§ Records for the task:
Start

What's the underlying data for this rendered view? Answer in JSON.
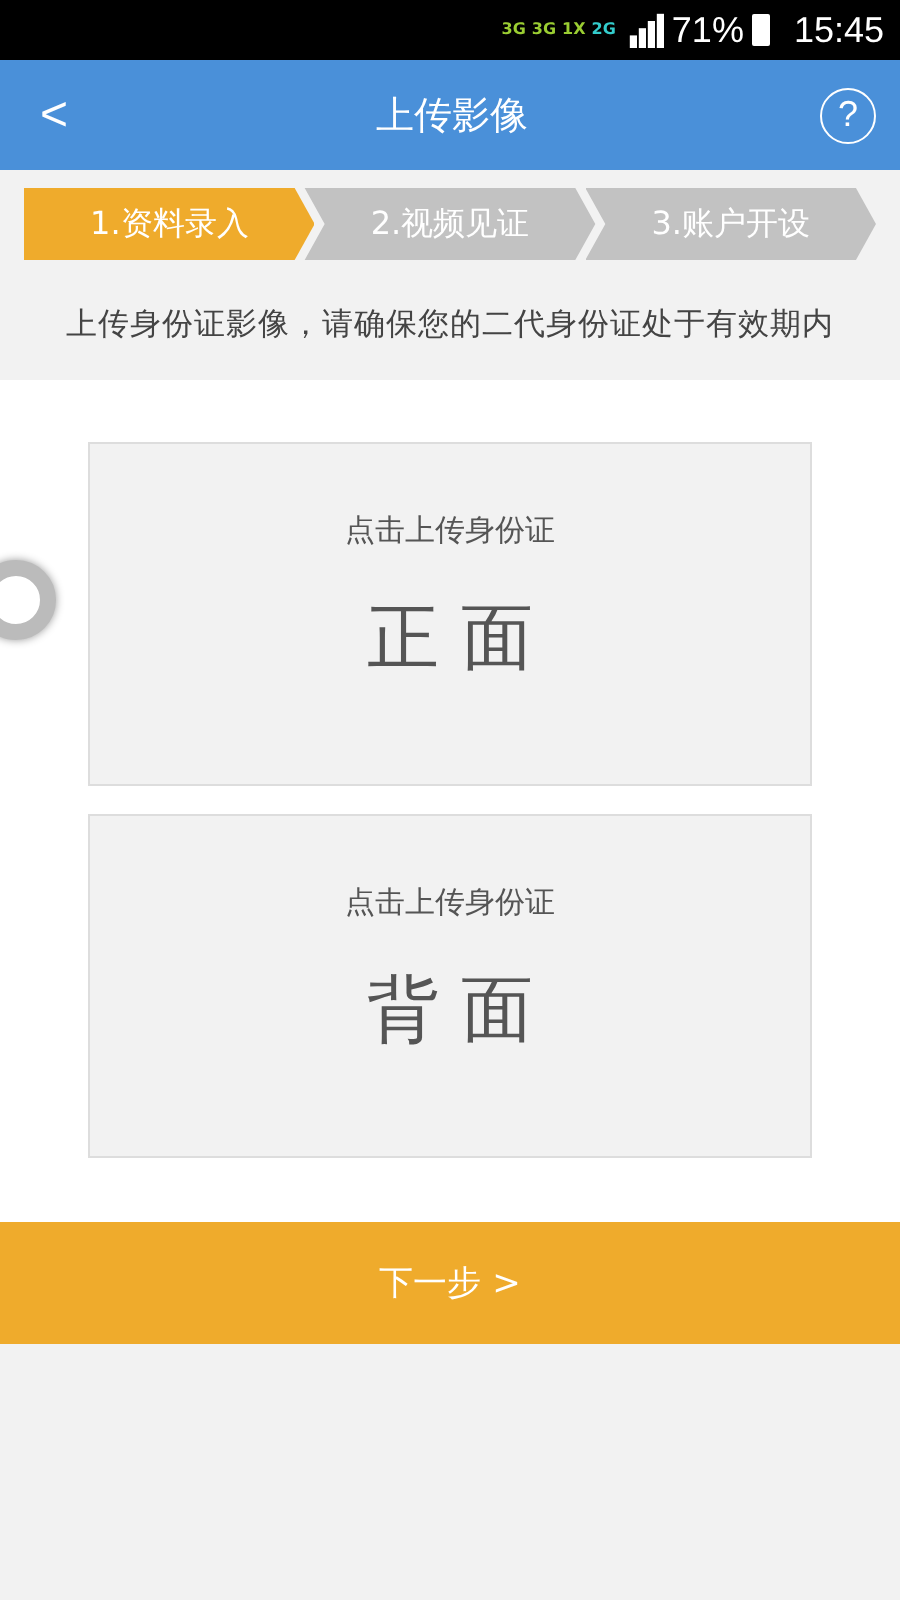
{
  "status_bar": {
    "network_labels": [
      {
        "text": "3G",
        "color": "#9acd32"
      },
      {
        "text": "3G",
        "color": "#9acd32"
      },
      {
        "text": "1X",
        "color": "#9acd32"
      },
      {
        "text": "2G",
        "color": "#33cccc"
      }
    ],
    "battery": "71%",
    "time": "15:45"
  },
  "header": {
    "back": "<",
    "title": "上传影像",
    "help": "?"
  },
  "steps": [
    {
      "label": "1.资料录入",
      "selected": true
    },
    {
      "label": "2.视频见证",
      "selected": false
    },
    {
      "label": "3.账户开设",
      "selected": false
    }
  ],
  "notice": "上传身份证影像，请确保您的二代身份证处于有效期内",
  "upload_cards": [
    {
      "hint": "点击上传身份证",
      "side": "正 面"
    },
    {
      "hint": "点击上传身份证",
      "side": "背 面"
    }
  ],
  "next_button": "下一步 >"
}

End

Every line above should be returned word for word, with the pictures left behind.

What's the underlying data for this rendered view? Answer in JSON.
{
  "status_bar": {
    "network_labels": [
      {
        "text": "3G",
        "color": "#9acd32"
      },
      {
        "text": "3G",
        "color": "#9acd32"
      },
      {
        "text": "1X",
        "color": "#9acd32"
      },
      {
        "text": "2G",
        "color": "#33cccc"
      }
    ],
    "battery": "71%",
    "time": "15:45"
  },
  "header": {
    "back": "<",
    "title": "上传影像",
    "help": "?"
  },
  "steps": [
    {
      "label": "1.资料录入",
      "selected": true
    },
    {
      "label": "2.视频见证",
      "selected": false
    },
    {
      "label": "3.账户开设",
      "selected": false
    }
  ],
  "notice": "上传身份证影像，请确保您的二代身份证处于有效期内",
  "upload_cards": [
    {
      "hint": "点击上传身份证",
      "side": "正 面"
    },
    {
      "hint": "点击上传身份证",
      "side": "背 面"
    }
  ],
  "next_button": "下一步 >"
}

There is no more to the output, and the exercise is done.